[The task]: In your copy, reproduce the entries exactly as they are, minus the images.

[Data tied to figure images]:
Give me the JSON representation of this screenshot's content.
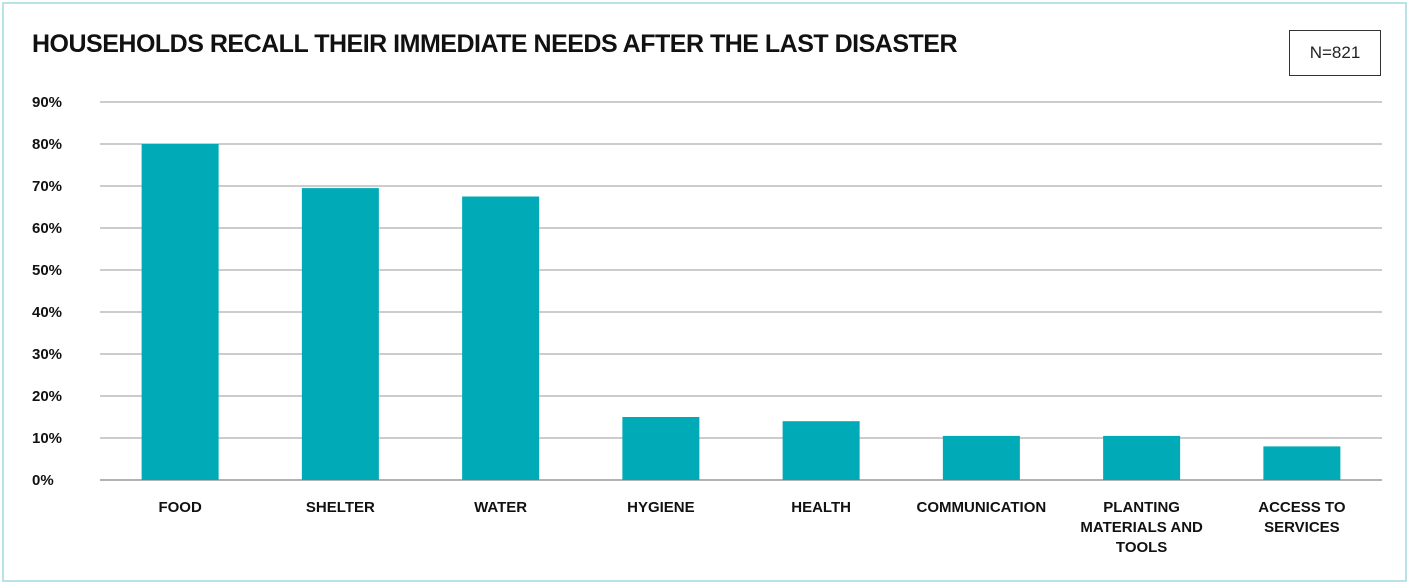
{
  "chart_data": {
    "type": "bar",
    "title": "HOUSEHOLDS RECALL THEIR IMMEDIATE NEEDS AFTER THE LAST DISASTER",
    "sample_size_label": "N=821",
    "categories": [
      [
        "FOOD"
      ],
      [
        "SHELTER"
      ],
      [
        "WATER"
      ],
      [
        "HYGIENE"
      ],
      [
        "HEALTH"
      ],
      [
        "COMMUNICATION"
      ],
      [
        "PLANTING",
        "MATERIALS AND",
        "TOOLS"
      ],
      [
        "ACCESS TO",
        "SERVICES"
      ]
    ],
    "values": [
      80,
      69.5,
      67.5,
      15,
      14,
      10.5,
      10.5,
      8
    ],
    "ylim": [
      0,
      90
    ],
    "yticks": [
      0,
      10,
      20,
      30,
      40,
      50,
      60,
      70,
      80,
      90
    ],
    "ytick_labels": [
      "0%",
      "10%",
      "20%",
      "30%",
      "40%",
      "50%",
      "60%",
      "70%",
      "80%",
      "90%"
    ],
    "xlabel": "",
    "ylabel": "",
    "grid": true,
    "bar_color": "#00aab7",
    "grid_color": "#9a9a9a"
  }
}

[Solution for this task]:
Give me the JSON representation of this screenshot's content.
{
  "chart_data": {
    "type": "bar",
    "title": "HOUSEHOLDS RECALL THEIR IMMEDIATE NEEDS AFTER THE LAST DISASTER",
    "sample_size_label": "N=821",
    "categories": [
      [
        "FOOD"
      ],
      [
        "SHELTER"
      ],
      [
        "WATER"
      ],
      [
        "HYGIENE"
      ],
      [
        "HEALTH"
      ],
      [
        "COMMUNICATION"
      ],
      [
        "PLANTING",
        "MATERIALS AND",
        "TOOLS"
      ],
      [
        "ACCESS TO",
        "SERVICES"
      ]
    ],
    "values": [
      80,
      69.5,
      67.5,
      15,
      14,
      10.5,
      10.5,
      8
    ],
    "ylim": [
      0,
      90
    ],
    "yticks": [
      0,
      10,
      20,
      30,
      40,
      50,
      60,
      70,
      80,
      90
    ],
    "ytick_labels": [
      "0%",
      "10%",
      "20%",
      "30%",
      "40%",
      "50%",
      "60%",
      "70%",
      "80%",
      "90%"
    ],
    "xlabel": "",
    "ylabel": "",
    "grid": true,
    "bar_color": "#00aab7",
    "grid_color": "#9a9a9a"
  }
}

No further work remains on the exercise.